Omit any picture, and return the remaining data exactly as written.

-- Start --

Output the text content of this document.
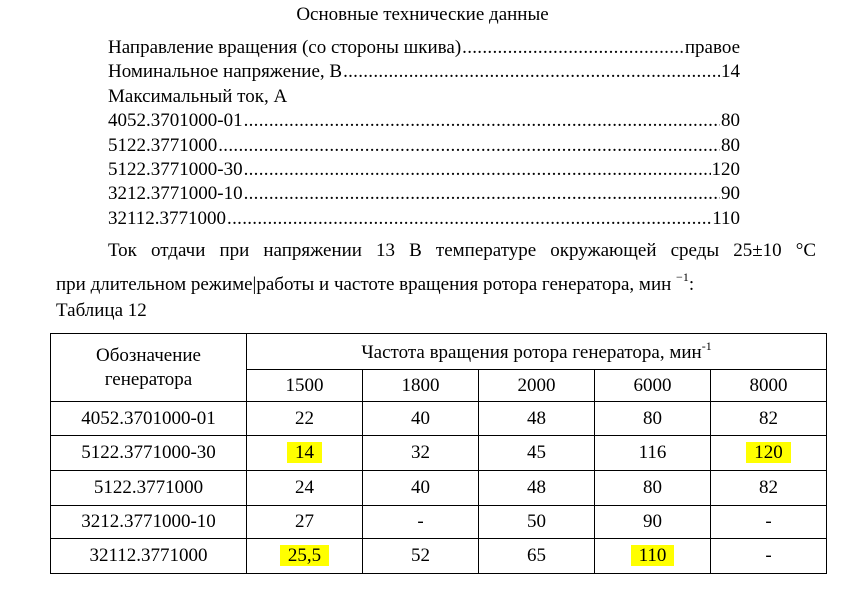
Основные технические данные
Направление вращения (со стороны шкива) .....	правое
Номинальное напряжение, В .....	14
Максимальный ток, А
4052.3701000-01 .....	80
5122.3771000 .....	80
5122.3771000-30 .....	120
3212.3771000-10 .....	90
32112.3771000 .....	110
Ток отдачи при напряжении 13 В температуре окружающей среды 25±10 °С
при длительном режиме|работы и частоте вращения ротора генератора, мин $^{-1}$:
Таблица 12
Обозначение
генератора	Частота вращения ротора генератора, мин$^{-1}$
	1500	1800	2000	6000	8000
4052.3701000-01	22	40	48	80	82
5122.3771000-30	14	32	45	116	120
5122.3771000	24	40	48	80	82
3212.3771000-10	27	-	50	90	-
32112.3771000	25,5	52	65	110	-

-- End --

## ANSWER IN FULL
Output the text content of this document.
Основные технические данные
Направление вращения (со стороны шкива) .....	правое
Номинальное напряжение, В .....	14
Максимальный ток, А
4052.3701000-01 .....	80
5122.3771000 .....	80
5122.3771000-30 .....	120
3212.3771000-10 .....	90
32112.3771000 .....	110
Ток отдачи при напряжении 13 В температуре окружающей среды 25±10 °С
при длительном режиме|работы и частоте вращения ротора генератора, мин $^{-1}$:
Таблица 12
Обозначение
генератора	Частота вращения ротора генератора, мин$^{-1}$
	1500	1800	2000	6000	8000
4052.3701000-01	22	40	48	80	82
5122.3771000-30	14	32	45	116	120
5122.3771000	24	40	48	80	82
3212.3771000-10	27	-	50	90	-
32112.3771000	25,5	52	65	110	-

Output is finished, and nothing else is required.